(Saved entries)

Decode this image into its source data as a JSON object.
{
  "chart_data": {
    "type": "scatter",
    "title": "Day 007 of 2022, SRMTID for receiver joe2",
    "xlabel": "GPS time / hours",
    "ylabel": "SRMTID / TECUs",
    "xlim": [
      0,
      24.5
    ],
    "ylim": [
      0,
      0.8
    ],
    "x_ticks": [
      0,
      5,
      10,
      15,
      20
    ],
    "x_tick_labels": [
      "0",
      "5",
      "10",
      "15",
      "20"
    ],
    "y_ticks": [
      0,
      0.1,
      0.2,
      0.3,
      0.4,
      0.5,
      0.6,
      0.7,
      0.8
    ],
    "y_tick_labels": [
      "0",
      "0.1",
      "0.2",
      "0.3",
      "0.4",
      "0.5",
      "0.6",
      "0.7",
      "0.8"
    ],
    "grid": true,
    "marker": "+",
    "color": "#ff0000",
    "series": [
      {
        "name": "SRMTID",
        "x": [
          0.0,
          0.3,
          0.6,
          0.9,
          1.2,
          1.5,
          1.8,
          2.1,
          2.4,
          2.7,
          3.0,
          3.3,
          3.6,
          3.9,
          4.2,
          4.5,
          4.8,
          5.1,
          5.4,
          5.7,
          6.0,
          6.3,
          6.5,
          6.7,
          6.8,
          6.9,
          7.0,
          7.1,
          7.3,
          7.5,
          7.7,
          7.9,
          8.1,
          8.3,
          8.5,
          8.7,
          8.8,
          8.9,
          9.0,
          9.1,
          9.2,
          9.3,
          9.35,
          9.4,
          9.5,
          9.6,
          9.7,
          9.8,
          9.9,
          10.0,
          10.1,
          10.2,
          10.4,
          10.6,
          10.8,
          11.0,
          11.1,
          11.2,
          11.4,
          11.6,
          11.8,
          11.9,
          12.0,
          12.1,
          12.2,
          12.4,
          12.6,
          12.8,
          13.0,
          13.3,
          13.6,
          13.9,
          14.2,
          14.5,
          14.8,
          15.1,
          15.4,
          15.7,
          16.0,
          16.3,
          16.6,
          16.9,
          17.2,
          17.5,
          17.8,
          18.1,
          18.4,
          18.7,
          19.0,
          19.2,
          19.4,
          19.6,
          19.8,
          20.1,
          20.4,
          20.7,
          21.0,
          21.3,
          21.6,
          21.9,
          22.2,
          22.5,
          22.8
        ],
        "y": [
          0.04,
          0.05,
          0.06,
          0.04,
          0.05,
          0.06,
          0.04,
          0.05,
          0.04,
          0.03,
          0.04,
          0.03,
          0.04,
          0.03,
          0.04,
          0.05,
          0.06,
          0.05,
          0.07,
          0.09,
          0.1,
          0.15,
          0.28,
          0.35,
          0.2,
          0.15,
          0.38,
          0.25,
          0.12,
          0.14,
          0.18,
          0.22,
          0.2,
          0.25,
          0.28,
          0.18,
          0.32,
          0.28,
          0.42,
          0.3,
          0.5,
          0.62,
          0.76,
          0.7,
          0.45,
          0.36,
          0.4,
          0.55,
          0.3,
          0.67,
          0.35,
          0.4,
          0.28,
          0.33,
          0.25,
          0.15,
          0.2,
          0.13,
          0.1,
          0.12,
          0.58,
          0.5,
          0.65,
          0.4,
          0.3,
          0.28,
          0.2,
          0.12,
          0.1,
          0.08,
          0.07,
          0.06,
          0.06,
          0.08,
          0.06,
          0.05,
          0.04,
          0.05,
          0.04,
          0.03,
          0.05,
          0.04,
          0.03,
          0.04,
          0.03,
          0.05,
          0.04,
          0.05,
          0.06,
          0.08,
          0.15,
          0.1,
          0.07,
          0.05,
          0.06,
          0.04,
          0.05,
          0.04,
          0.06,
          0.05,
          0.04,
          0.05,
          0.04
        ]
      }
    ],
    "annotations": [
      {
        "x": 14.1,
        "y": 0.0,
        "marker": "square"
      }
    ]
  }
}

» Given task:
Extract all of the data shown above and repeat it verbatim.

» Expected answer:
Decode this image into its source data as a JSON object.
{
  "chart_data": {
    "type": "scatter",
    "title": "Day 007 of 2022, SRMTID for receiver joe2",
    "xlabel": "GPS time / hours",
    "ylabel": "SRMTID / TECUs",
    "xlim": [
      0,
      24.5
    ],
    "ylim": [
      0,
      0.8
    ],
    "x_ticks": [
      0,
      5,
      10,
      15,
      20
    ],
    "x_tick_labels": [
      "0",
      "5",
      "10",
      "15",
      "20"
    ],
    "y_ticks": [
      0,
      0.1,
      0.2,
      0.3,
      0.4,
      0.5,
      0.6,
      0.7,
      0.8
    ],
    "y_tick_labels": [
      "0",
      "0.1",
      "0.2",
      "0.3",
      "0.4",
      "0.5",
      "0.6",
      "0.7",
      "0.8"
    ],
    "grid": true,
    "marker": "+",
    "color": "#ff0000",
    "series": [
      {
        "name": "SRMTID",
        "x": [
          0.0,
          0.3,
          0.6,
          0.9,
          1.2,
          1.5,
          1.8,
          2.1,
          2.4,
          2.7,
          3.0,
          3.3,
          3.6,
          3.9,
          4.2,
          4.5,
          4.8,
          5.1,
          5.4,
          5.7,
          6.0,
          6.3,
          6.5,
          6.7,
          6.8,
          6.9,
          7.0,
          7.1,
          7.3,
          7.5,
          7.7,
          7.9,
          8.1,
          8.3,
          8.5,
          8.7,
          8.8,
          8.9,
          9.0,
          9.1,
          9.2,
          9.3,
          9.35,
          9.4,
          9.5,
          9.6,
          9.7,
          9.8,
          9.9,
          10.0,
          10.1,
          10.2,
          10.4,
          10.6,
          10.8,
          11.0,
          11.1,
          11.2,
          11.4,
          11.6,
          11.8,
          11.9,
          12.0,
          12.1,
          12.2,
          12.4,
          12.6,
          12.8,
          13.0,
          13.3,
          13.6,
          13.9,
          14.2,
          14.5,
          14.8,
          15.1,
          15.4,
          15.7,
          16.0,
          16.3,
          16.6,
          16.9,
          17.2,
          17.5,
          17.8,
          18.1,
          18.4,
          18.7,
          19.0,
          19.2,
          19.4,
          19.6,
          19.8,
          20.1,
          20.4,
          20.7,
          21.0,
          21.3,
          21.6,
          21.9,
          22.2,
          22.5,
          22.8
        ],
        "y": [
          0.04,
          0.05,
          0.06,
          0.04,
          0.05,
          0.06,
          0.04,
          0.05,
          0.04,
          0.03,
          0.04,
          0.03,
          0.04,
          0.03,
          0.04,
          0.05,
          0.06,
          0.05,
          0.07,
          0.09,
          0.1,
          0.15,
          0.28,
          0.35,
          0.2,
          0.15,
          0.38,
          0.25,
          0.12,
          0.14,
          0.18,
          0.22,
          0.2,
          0.25,
          0.28,
          0.18,
          0.32,
          0.28,
          0.42,
          0.3,
          0.5,
          0.62,
          0.76,
          0.7,
          0.45,
          0.36,
          0.4,
          0.55,
          0.3,
          0.67,
          0.35,
          0.4,
          0.28,
          0.33,
          0.25,
          0.15,
          0.2,
          0.13,
          0.1,
          0.12,
          0.58,
          0.5,
          0.65,
          0.4,
          0.3,
          0.28,
          0.2,
          0.12,
          0.1,
          0.08,
          0.07,
          0.06,
          0.06,
          0.08,
          0.06,
          0.05,
          0.04,
          0.05,
          0.04,
          0.03,
          0.05,
          0.04,
          0.03,
          0.04,
          0.03,
          0.05,
          0.04,
          0.05,
          0.06,
          0.08,
          0.15,
          0.1,
          0.07,
          0.05,
          0.06,
          0.04,
          0.05,
          0.04,
          0.06,
          0.05,
          0.04,
          0.05,
          0.04
        ]
      }
    ],
    "annotations": [
      {
        "x": 14.1,
        "y": 0.0,
        "marker": "square"
      }
    ]
  }
}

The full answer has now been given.